## [THINGS TO DO]
A) Summarize the forum thread about the 2012 750 going into limp mode in two sentences.
B) In the forum thread about the 2012 750 going into limp mode, what did the belt light do when the friend went to crank the machine back up after the reset?

# 2012 wont stop going into limp mode



## jbolen2007 (Mar 31, 2011)

my buddy bought a 2012 750 he hasnt done anything to it and its never seen wot or anything over 55 the other day his belt light came on and i reset if for him ran fine he cut it off and when he went to crank it back up the light was flashing again we went through this process several times does anybody know whats going on with this thing 
thanks guys love this site


----------



## wes ranch 4x4 (Dec 3, 2011)

idk what could be causing that cause im kinda new to the brutes but it should still have a warranty if its not voided so id just take it under warranty and let them deal with it jmo


----------



## NMKawierider (Apr 11, 2009)

blownbrute13 said:


> idk what could be causing that cause im kinda new to the brutes but it should still have a warranty if its not voided so id just take it under warranty and let them deal with it jmo


Agreed...take it in.


----------



## Div16 (Jan 22, 2012)

jbolen2007 said:


> my buddy bought a 2012 750 he hasnt done anything to it and its never seen wot or anything over 55 the other day his belt light came on and i reset if for him ran fine he cut it off and when he went to crank it back up the light was flashing again we went through this process several times does anybody know whats going on with this thing
> thanks guys love this site


Did your buddy get his issue fixed? What was causing it?

## [INFORMATION SUPPLIED]
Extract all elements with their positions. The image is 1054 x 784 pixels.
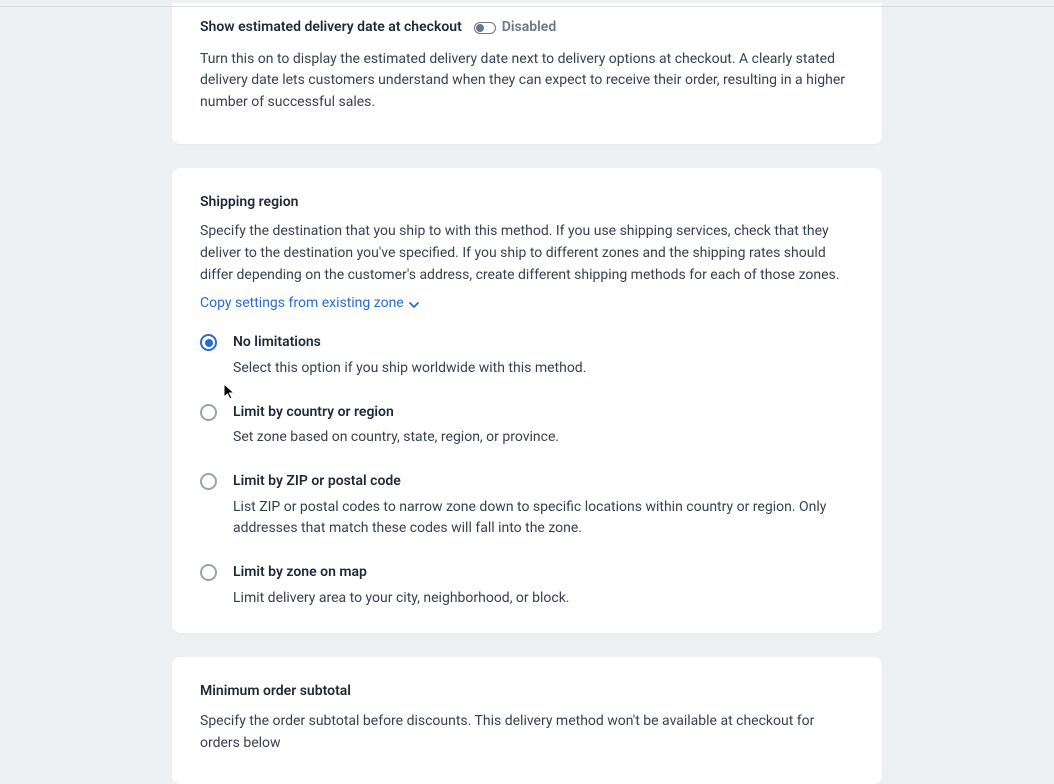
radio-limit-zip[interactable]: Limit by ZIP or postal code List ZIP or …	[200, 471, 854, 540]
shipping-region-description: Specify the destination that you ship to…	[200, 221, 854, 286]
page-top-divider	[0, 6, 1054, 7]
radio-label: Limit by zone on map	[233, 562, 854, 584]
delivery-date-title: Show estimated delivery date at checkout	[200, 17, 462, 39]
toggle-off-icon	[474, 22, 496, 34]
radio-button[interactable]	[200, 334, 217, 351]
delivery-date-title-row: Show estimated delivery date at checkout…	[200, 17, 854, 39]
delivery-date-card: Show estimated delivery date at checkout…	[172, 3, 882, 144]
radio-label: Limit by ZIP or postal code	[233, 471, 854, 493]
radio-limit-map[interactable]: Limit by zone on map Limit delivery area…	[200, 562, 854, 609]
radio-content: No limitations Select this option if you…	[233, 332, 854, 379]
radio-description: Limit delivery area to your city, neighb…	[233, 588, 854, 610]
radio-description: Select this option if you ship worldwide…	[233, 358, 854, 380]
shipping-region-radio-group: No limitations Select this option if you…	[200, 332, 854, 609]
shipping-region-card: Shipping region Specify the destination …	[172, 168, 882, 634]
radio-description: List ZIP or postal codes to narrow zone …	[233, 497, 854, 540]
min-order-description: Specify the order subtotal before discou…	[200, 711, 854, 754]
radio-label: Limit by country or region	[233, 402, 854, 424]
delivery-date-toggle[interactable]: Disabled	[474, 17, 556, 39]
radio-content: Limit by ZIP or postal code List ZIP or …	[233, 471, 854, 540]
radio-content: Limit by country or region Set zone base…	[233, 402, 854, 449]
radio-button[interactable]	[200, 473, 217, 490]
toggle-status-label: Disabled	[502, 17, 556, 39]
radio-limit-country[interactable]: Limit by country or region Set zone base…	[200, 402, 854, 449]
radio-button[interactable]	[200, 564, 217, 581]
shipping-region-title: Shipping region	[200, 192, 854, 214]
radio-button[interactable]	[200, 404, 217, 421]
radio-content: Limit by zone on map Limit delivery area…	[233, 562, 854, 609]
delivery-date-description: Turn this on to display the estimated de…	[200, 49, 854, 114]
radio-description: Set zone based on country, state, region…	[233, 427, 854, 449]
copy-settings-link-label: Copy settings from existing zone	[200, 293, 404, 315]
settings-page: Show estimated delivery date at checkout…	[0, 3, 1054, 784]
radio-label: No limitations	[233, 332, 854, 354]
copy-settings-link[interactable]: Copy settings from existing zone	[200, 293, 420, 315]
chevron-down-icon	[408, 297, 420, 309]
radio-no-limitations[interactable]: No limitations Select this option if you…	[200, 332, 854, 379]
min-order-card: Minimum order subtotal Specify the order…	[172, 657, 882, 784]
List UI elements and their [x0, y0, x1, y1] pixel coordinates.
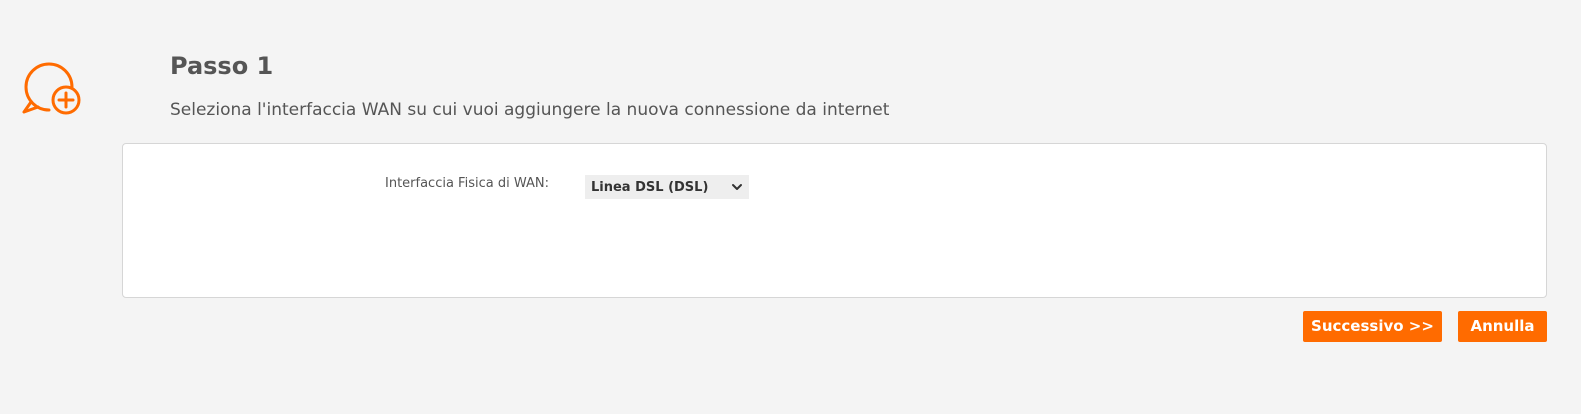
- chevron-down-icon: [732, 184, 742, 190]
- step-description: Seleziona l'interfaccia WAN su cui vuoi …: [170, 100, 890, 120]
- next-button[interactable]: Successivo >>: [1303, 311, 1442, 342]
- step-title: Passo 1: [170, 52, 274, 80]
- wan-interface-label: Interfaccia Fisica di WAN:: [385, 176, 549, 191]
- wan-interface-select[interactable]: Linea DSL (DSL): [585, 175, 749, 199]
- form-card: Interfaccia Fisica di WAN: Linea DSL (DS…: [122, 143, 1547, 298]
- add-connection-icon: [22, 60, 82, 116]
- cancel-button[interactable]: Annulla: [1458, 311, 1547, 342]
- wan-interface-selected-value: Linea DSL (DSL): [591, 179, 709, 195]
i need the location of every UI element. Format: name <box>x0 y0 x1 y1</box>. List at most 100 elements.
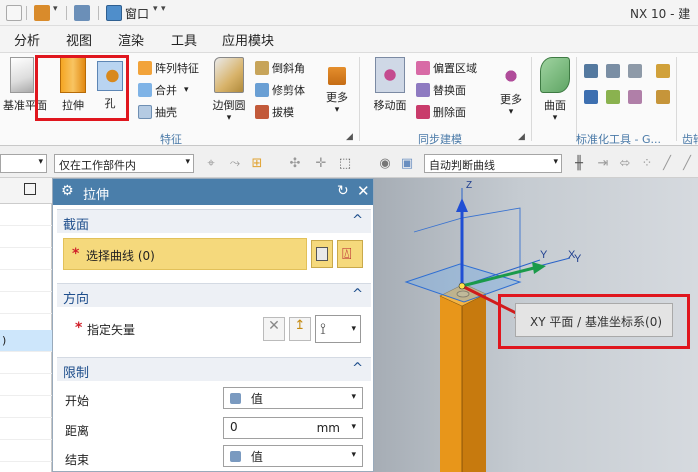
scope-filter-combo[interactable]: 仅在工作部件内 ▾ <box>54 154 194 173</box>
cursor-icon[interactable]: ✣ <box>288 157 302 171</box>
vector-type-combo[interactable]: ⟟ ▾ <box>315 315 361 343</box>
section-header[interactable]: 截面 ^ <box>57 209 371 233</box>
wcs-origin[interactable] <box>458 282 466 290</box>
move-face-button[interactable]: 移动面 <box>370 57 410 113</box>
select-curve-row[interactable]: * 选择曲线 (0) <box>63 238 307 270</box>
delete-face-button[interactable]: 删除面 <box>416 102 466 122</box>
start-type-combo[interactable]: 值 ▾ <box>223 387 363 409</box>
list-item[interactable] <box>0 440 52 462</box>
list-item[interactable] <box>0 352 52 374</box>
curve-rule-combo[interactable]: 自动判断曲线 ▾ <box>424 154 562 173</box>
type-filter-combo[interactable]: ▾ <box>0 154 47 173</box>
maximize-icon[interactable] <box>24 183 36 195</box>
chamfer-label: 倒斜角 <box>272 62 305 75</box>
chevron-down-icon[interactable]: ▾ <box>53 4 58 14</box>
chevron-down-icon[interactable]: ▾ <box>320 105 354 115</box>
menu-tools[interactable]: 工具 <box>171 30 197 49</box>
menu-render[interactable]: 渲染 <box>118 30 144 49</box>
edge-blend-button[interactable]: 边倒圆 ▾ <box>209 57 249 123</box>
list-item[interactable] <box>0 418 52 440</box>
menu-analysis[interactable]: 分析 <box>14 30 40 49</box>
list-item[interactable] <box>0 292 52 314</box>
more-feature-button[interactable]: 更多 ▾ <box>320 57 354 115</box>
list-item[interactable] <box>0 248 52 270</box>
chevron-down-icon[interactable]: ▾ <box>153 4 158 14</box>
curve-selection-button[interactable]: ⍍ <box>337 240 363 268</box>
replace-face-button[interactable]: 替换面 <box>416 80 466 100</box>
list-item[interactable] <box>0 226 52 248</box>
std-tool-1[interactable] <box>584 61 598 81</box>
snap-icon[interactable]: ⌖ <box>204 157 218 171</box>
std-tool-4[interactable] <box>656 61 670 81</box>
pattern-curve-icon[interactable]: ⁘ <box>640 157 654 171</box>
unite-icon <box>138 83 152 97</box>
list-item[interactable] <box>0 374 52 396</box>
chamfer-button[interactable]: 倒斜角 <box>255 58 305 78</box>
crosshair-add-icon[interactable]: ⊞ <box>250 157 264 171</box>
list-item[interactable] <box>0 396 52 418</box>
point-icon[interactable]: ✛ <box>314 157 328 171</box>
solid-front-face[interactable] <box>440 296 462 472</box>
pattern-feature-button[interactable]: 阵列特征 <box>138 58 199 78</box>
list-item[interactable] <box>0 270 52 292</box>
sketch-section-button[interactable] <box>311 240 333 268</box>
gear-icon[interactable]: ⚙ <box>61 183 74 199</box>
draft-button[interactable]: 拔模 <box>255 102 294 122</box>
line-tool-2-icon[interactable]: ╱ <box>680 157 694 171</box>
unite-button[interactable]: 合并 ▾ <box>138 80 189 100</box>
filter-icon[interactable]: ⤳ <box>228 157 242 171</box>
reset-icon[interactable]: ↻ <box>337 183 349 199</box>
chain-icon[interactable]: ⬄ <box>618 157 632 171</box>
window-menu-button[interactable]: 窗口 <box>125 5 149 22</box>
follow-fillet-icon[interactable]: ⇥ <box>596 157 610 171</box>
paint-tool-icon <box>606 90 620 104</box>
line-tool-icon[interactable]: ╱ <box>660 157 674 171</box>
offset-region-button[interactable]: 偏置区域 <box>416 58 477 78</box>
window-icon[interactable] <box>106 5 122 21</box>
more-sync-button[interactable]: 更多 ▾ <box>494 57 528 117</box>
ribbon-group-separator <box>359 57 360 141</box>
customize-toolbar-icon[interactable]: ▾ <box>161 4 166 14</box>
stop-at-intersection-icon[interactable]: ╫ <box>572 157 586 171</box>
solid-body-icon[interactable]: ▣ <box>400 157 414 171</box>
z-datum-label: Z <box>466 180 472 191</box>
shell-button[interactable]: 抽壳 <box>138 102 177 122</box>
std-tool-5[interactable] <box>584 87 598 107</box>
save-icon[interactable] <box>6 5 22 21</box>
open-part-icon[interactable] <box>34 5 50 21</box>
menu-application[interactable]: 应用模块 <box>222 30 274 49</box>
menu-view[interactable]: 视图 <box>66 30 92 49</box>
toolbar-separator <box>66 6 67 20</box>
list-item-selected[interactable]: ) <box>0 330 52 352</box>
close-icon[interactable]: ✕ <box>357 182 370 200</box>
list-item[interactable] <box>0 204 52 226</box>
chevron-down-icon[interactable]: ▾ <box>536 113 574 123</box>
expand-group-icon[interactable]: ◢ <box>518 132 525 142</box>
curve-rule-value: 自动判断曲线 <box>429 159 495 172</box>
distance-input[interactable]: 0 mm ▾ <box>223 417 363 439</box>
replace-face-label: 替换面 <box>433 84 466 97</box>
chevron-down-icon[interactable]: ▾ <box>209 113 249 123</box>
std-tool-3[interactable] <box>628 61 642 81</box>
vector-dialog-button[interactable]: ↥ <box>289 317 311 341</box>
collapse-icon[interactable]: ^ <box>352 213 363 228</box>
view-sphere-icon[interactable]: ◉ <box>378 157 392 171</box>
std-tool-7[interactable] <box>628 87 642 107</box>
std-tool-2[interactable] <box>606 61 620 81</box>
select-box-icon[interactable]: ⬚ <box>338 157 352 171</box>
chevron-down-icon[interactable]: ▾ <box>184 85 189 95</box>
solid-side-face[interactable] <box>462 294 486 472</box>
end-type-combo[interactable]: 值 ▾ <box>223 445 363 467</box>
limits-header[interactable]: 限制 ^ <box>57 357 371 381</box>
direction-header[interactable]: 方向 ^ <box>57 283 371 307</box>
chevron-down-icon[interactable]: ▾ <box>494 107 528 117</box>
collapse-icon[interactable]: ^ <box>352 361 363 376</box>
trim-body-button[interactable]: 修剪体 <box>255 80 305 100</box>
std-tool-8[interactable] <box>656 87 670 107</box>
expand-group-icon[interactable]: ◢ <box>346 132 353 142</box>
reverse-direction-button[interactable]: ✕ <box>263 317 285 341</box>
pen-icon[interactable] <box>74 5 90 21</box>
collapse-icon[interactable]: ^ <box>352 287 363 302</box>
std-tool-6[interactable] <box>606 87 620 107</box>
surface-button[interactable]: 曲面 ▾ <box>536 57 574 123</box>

## [THE SOLUTIONS]
A) A poster reports that a friend's 2012 750, which had never been run at WOT or over 55, showed its belt light, and after the poster reset it the light was flashing again each time the engine was cranked back up. Replies advise taking it in under warranty, and a later reply asks whether the friend got the issue fixed and what caused it.

B) It was flashing again.